▶ [Instructions for the task]:
Check each line of the records for "systemu"; collect those that have it.
========================================================================
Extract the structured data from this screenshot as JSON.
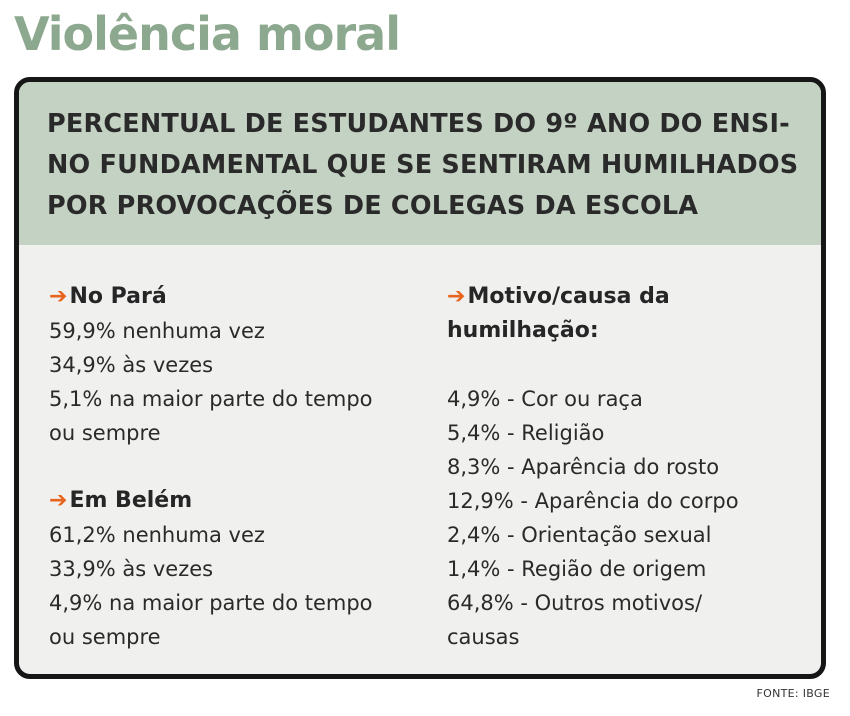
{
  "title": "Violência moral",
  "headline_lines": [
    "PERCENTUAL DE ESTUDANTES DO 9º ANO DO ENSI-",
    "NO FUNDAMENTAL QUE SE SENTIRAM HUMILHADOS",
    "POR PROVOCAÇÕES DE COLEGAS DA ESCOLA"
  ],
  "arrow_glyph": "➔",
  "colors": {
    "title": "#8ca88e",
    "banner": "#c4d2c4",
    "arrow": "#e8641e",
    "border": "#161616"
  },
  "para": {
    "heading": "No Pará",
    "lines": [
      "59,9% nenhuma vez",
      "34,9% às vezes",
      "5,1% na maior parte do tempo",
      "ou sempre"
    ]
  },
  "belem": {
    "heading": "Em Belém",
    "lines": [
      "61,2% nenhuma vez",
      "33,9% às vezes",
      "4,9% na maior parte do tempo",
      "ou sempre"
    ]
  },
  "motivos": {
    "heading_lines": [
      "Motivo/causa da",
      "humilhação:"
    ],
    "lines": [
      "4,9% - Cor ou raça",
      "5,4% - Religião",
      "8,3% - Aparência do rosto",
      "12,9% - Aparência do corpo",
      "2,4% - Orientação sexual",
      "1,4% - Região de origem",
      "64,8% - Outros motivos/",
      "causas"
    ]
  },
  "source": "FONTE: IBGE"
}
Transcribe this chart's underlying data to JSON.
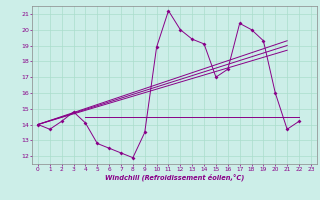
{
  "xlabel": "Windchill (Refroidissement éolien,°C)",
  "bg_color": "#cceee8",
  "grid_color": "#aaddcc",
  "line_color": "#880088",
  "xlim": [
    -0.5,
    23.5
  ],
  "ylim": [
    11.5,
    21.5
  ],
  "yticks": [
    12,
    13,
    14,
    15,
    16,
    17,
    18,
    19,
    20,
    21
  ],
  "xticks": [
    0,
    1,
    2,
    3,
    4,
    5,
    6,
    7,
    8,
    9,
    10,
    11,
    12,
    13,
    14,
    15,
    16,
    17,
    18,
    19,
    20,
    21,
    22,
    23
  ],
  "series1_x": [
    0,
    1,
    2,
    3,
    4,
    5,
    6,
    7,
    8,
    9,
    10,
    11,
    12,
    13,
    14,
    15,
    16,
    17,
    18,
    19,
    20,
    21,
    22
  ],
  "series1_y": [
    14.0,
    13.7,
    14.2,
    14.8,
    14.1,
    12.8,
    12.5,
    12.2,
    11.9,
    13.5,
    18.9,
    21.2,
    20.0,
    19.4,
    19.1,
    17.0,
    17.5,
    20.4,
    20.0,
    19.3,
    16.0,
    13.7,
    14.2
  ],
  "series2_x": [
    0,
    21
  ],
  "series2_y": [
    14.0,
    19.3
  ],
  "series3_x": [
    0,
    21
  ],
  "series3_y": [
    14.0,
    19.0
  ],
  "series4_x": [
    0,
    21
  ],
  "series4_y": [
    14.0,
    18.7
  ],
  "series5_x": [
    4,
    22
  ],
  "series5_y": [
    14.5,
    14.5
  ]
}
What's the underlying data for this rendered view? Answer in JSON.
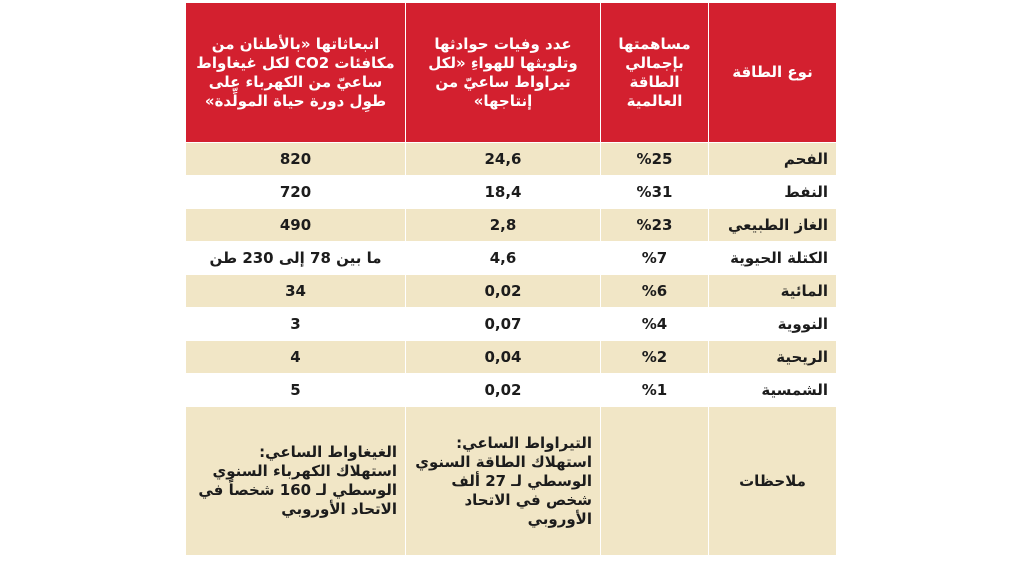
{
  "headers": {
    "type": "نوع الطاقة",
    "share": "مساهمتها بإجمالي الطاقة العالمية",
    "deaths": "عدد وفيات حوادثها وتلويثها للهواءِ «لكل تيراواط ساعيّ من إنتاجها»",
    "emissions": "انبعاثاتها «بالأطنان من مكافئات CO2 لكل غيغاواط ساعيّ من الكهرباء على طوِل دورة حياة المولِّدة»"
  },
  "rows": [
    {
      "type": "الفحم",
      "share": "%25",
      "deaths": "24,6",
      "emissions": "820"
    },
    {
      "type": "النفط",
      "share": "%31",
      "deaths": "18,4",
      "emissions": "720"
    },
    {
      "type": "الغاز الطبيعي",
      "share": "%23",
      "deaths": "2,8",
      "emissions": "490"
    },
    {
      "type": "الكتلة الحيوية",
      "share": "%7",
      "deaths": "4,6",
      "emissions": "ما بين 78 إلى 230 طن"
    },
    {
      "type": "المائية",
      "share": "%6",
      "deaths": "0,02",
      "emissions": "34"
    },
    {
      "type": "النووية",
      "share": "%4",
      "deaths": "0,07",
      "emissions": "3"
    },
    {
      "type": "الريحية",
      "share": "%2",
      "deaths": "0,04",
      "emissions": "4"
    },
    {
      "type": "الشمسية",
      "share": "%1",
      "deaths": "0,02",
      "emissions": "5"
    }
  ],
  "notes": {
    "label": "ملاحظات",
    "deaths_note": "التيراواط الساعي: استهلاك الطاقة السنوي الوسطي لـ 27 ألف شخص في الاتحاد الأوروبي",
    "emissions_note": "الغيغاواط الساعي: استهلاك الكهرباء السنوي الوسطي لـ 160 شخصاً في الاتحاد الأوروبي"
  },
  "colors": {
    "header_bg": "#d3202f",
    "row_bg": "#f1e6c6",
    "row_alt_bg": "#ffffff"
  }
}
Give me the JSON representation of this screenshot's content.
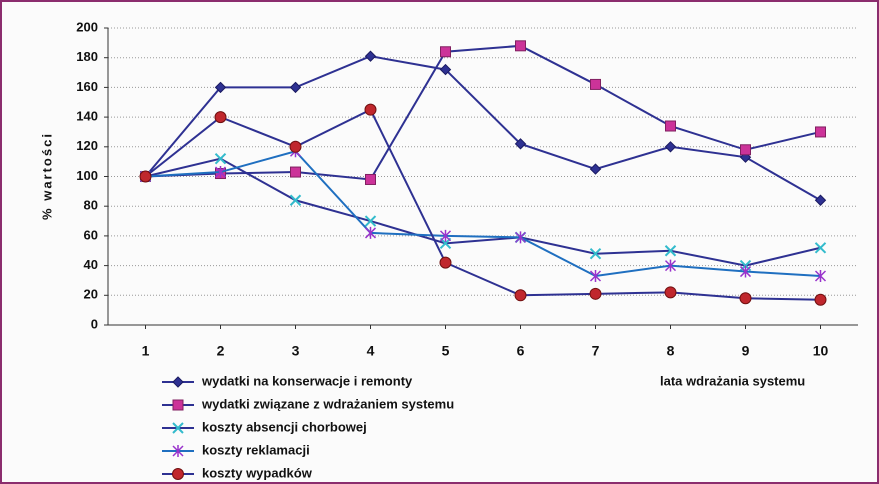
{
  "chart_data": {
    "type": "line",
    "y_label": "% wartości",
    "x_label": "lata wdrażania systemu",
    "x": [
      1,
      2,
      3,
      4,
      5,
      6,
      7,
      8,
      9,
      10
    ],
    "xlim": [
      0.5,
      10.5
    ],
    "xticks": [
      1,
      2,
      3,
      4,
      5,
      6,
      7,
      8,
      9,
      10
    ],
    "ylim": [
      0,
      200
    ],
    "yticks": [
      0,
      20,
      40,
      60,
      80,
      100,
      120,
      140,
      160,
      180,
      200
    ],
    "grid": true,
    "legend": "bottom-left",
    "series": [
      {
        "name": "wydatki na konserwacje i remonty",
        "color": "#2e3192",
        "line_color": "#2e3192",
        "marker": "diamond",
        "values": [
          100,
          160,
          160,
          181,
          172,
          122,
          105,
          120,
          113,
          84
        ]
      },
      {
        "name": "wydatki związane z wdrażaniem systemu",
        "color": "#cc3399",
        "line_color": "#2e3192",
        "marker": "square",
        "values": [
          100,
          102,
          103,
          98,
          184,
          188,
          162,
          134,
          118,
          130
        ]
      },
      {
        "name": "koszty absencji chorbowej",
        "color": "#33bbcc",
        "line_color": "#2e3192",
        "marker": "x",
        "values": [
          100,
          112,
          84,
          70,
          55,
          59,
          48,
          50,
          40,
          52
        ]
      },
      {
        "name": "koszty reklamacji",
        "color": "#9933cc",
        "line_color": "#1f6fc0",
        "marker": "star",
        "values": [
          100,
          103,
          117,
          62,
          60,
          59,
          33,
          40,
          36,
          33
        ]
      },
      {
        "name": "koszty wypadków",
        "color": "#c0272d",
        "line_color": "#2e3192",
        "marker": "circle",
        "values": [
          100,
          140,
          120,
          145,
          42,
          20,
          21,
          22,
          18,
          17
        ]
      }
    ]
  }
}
========================================================================
▶ [Written reply]:
    "x_label": "lata wdrażania systemu",
        "name": "wydatki związane z wdrażaniem systemu",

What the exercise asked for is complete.